* _SUPPLIED RECORDS_:
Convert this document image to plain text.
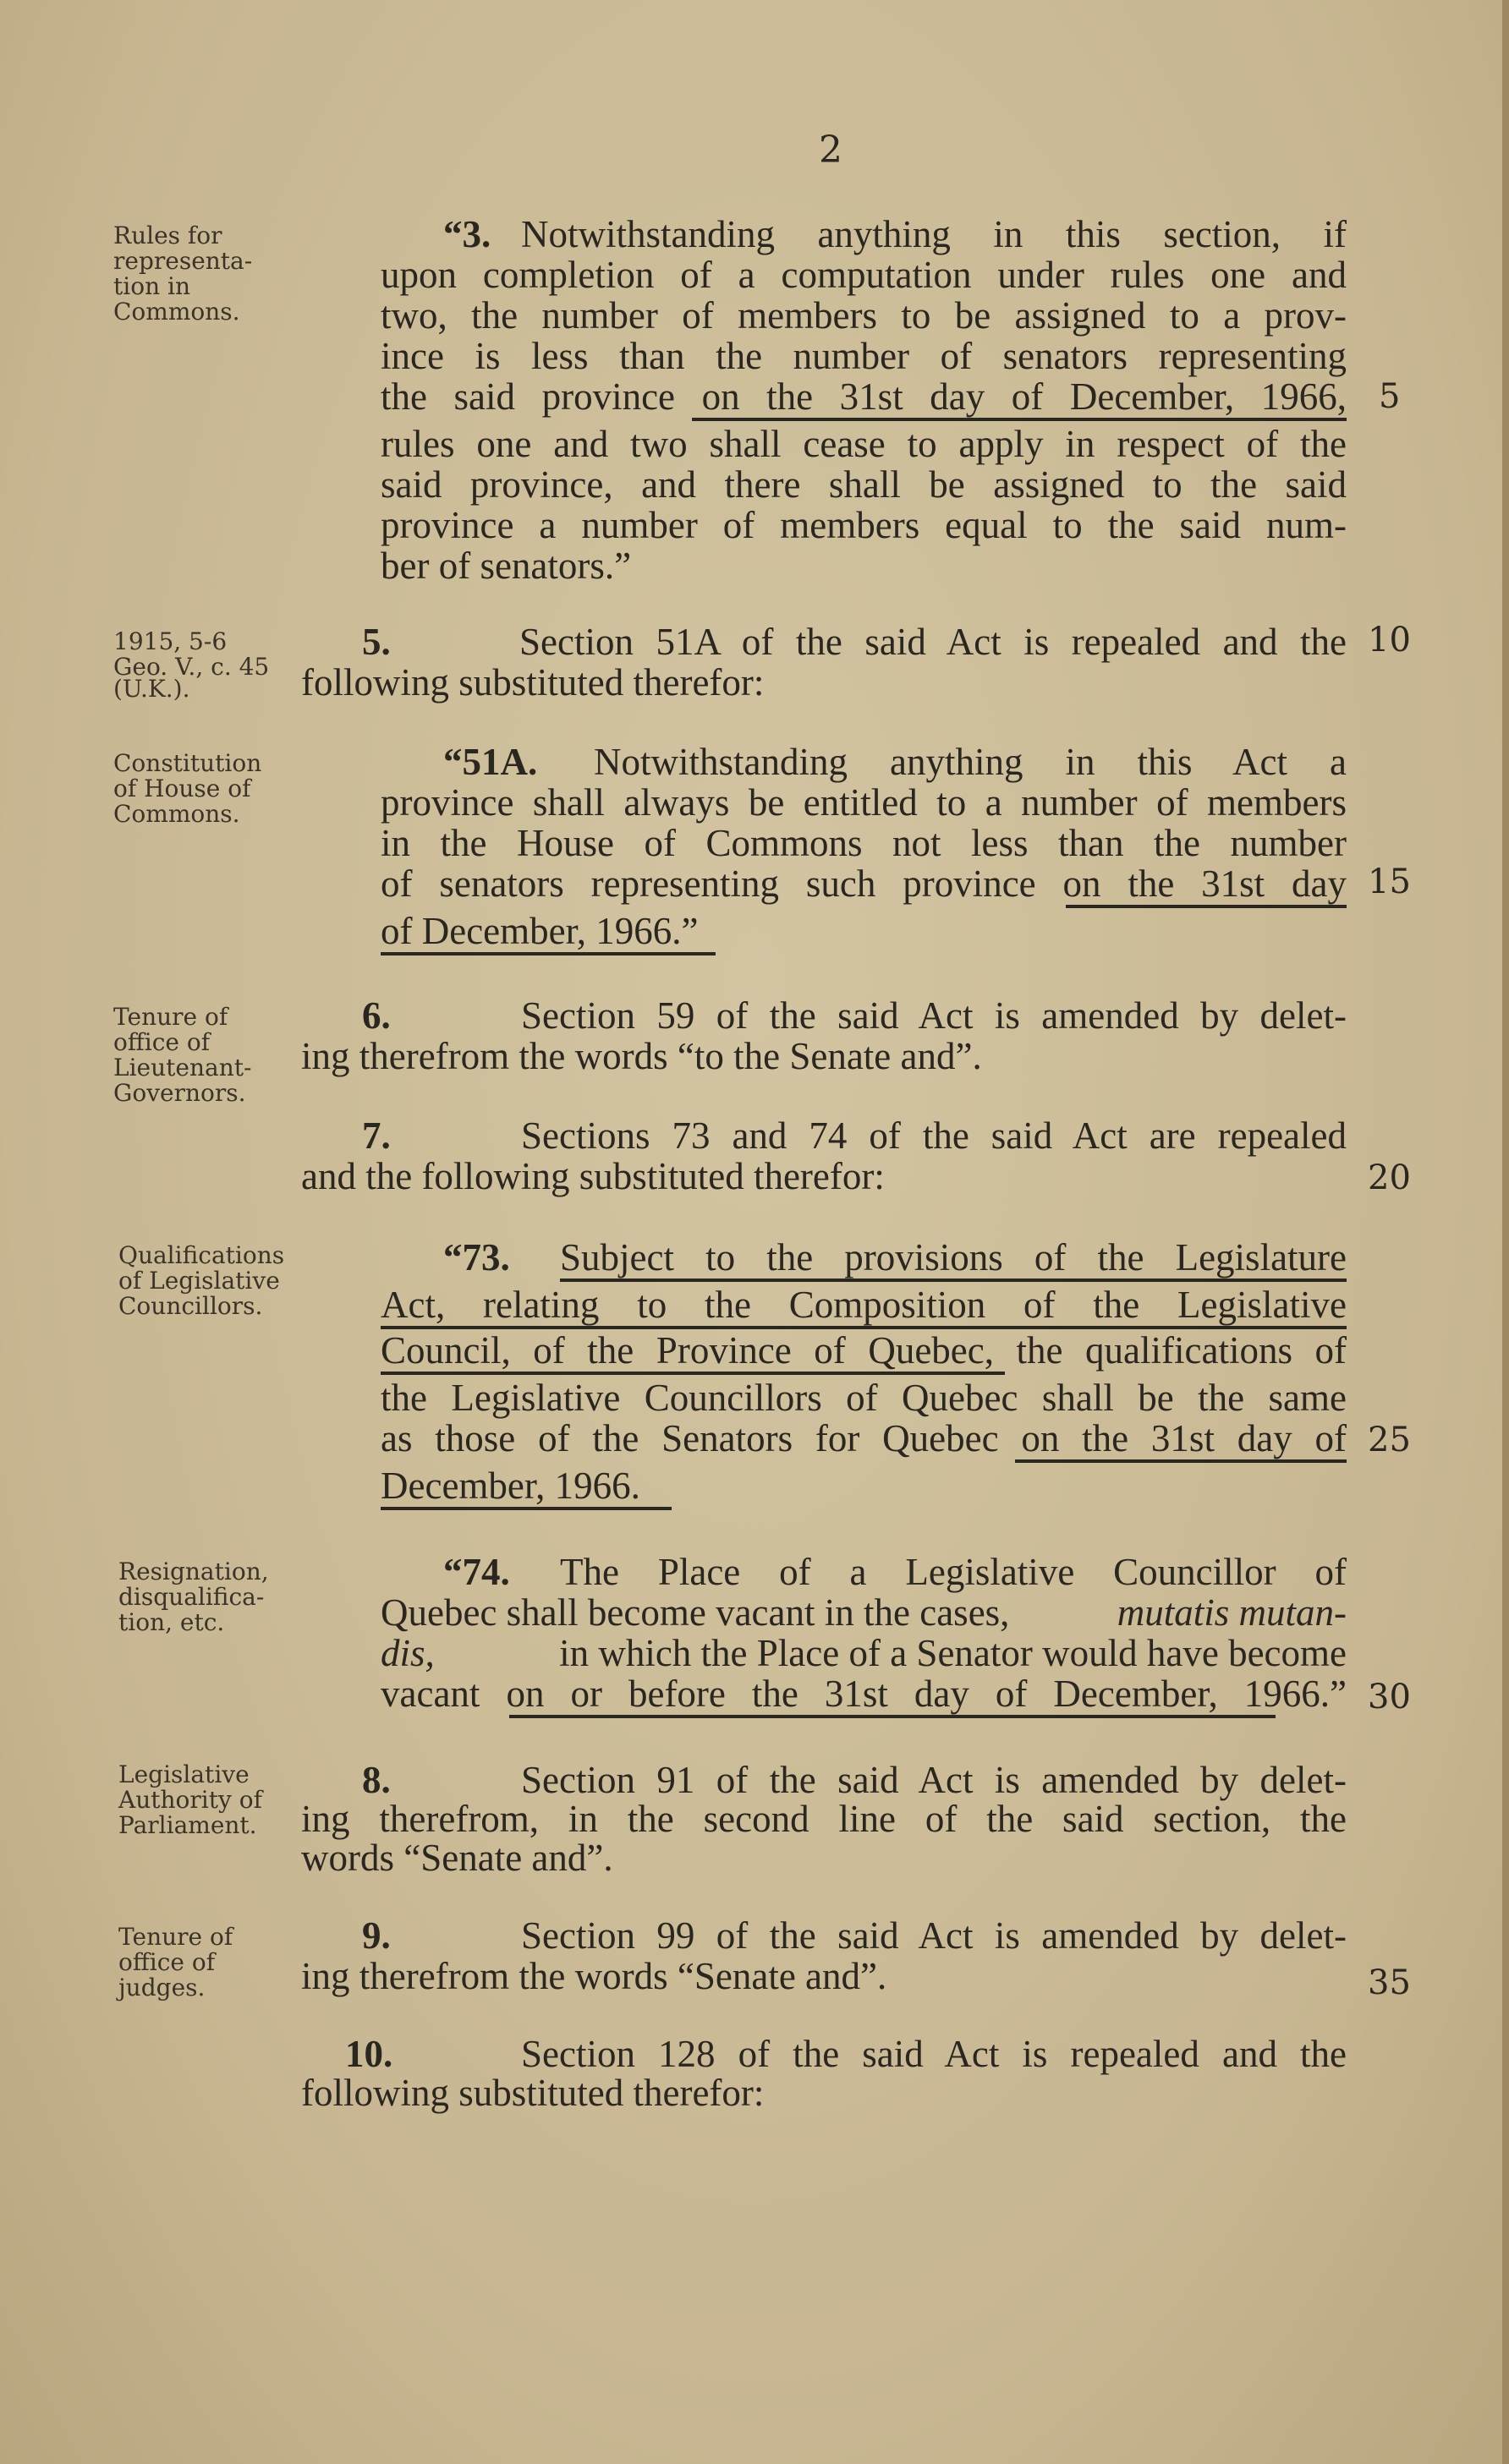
2
Rules for representa- tion in Commons.
1915, 5-6
Geo. V., c. 45
(U.K.).
Constitution of House of Commons.
Tenure of office of Lieutenant- Governors.
Qualifications of Legislative Councillors.
Resignation, disqualifica- tion, etc.
Legislative Authority of Parliament.
Tenure of office of judges.
5
10
15
20
25
30
35
“3. Notwithstanding anything in this section, if
upon completion of a computation under rules one and
two, the number of members to be assigned to a prov-
ince is less than the number of senators representing
the said province on the 31st day of December, 1966,
rules one and two shall cease to apply in respect of the
said province, and there shall be assigned to the said
province a number of members equal to the said num-
ber of senators.”
5.	Section 51A of the said Act is repealed and the
following substituted therefor:
“51A. Notwithstanding anything in this Act a
province shall always be entitled to a number of members
in the House of Commons not less than the number
of senators representing such province on the 31st day
of December, 1966.”
6.	Section 59 of the said Act is amended by delet-
ing therefrom the words “to the Senate and”.
7.	Sections 73 and 74 of the said Act are repealed
and the following substituted therefor:
“73. Subject to the provisions of the Legislature
Act, relating to the Composition of the Legislative
Council, of the Province of Quebec, the qualifications of
the Legislative Councillors of Quebec shall be the same
as those of the Senators for Quebec on the 31st day of
December, 1966.
“74. The Place of a Legislative Councillor of
Quebec shall become vacant in the cases,	mutatis mutan-
dis,	in which the Place of a Senator would have become
vacant on or before the 31st day of December, 1966.”
8.	Section 91 of the said Act is amended by delet-
ing therefrom, in the second line of the said section, the
words “Senate and”.
9.	Section 99 of the said Act is amended by delet-
ing therefrom the words “Senate and”.
10.	Section 128 of the said Act is repealed and the
following substituted therefor:
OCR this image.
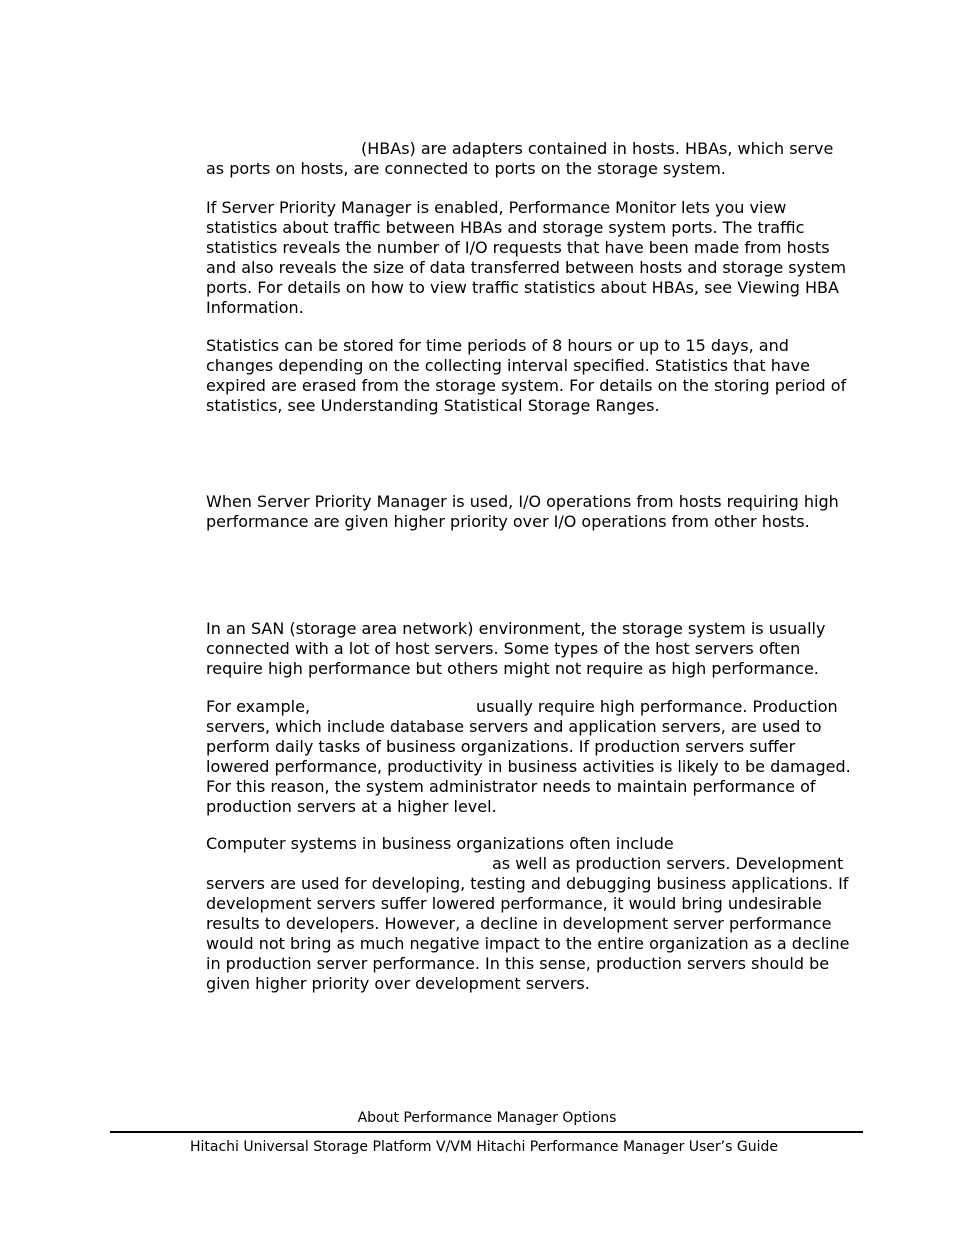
(HBAs) are adapters contained in hosts. HBAs, which serve as ports on hosts, are connected to ports on the storage system.

If Server Priority Manager is enabled, Performance Monitor lets you view statistics about traffic between HBAs and storage system ports. The traffic statistics reveals the number of I/O requests that have been made from hosts and also reveals the size of data transferred between hosts and storage system ports. For details on how to view traffic statistics about HBAs, see Viewing HBA Information.

Statistics can be stored for time periods of 8 hours or up to 15 days, and changes depending on the collecting interval specified. Statistics that have expired are erased from the storage system. For details on the storing period of statistics, see Understanding Statistical Storage Ranges.

When Server Priority Manager is used, I/O operations from hosts requiring high performance are given higher priority over I/O operations from other hosts.

In an SAN (storage area network) environment, the storage system is usually connected with a lot of host servers. Some types of the host servers often require high performance but others might not require as high performance.

For example,	usually require high performance. Production servers, which include database servers and application servers, are used to perform daily tasks of business organizations. If production servers suffer lowered performance, productivity in business activities is likely to be damaged. For this reason, the system administrator needs to maintain performance of production servers at a higher level.

Computer systems in business organizations often includeas well as production servers. Development servers are used for developing, testing and debugging business applications. If development servers suffer lowered performance, it would bring undesirable results to developers. However, a decline in development server performance would not bring as much negative impact to the entire organization as a decline in production server performance. In this sense, production servers should be given higher priority over development servers.

About Performance Manager Options
Hitachi Universal Storage Platform V/VM Hitachi Performance Manager User’s Guide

* _DIRECTIONS_:
Using the entries above, tally how many lines have the word "office" in them; write the number and nothing more.

* _SOLUTION TO THE PROBLEM_:
2